* **TASK DETAILS**: Select the lines below containing the word "employees".
:: LISTED RECORDS
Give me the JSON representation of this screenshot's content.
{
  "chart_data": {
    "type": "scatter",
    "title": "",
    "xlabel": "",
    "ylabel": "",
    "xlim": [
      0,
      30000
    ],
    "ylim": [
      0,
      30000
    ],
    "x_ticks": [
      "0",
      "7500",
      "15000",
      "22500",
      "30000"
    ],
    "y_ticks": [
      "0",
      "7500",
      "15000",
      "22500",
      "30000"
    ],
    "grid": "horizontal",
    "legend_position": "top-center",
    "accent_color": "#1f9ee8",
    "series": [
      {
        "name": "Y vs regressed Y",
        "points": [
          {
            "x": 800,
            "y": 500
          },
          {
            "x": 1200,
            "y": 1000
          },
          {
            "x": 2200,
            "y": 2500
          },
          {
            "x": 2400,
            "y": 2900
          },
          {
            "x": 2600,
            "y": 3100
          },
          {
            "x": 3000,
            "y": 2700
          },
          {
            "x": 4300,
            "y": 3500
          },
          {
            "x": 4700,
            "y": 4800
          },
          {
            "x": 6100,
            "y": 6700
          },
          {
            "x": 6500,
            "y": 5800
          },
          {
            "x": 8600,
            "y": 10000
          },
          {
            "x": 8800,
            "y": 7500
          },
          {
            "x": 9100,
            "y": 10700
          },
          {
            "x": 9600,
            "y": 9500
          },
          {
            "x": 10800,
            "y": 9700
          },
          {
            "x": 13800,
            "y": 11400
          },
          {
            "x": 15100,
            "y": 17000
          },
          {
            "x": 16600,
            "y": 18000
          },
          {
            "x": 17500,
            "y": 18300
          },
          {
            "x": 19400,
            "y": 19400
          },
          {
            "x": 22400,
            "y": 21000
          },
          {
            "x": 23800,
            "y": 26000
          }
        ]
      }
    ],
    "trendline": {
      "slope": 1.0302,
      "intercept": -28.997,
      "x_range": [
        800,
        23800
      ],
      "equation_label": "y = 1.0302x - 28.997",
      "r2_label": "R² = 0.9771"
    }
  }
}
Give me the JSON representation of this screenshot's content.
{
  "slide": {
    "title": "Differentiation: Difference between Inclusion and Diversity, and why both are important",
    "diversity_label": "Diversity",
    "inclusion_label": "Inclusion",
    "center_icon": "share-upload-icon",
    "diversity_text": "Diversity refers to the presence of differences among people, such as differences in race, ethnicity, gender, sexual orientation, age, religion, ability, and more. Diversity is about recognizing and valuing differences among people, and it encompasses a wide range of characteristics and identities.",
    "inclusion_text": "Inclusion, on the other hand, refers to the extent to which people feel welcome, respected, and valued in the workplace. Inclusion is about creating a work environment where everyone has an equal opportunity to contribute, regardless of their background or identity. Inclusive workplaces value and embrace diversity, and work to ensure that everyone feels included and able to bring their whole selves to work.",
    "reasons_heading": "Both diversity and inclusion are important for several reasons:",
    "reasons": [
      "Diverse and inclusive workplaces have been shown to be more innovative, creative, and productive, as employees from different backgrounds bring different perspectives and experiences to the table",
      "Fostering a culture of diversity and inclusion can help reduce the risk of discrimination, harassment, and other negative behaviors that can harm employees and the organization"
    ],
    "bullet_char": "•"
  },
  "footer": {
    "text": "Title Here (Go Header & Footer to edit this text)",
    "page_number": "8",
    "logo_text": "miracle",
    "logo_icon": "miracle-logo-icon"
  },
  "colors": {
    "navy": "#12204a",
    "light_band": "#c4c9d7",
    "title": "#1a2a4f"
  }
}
::::
* **ANSWER TO THIS EXERCISE**:
      "Diverse and inclusive workplaces have been shown to be more innovative, creative, and productive, as employees from different backgrounds bring different perspectives and experiences to the table",
      "Fostering a culture of diversity and inclusion can help reduce the risk of discrimination, harassment, and other negative behaviors that can harm employees and the organization"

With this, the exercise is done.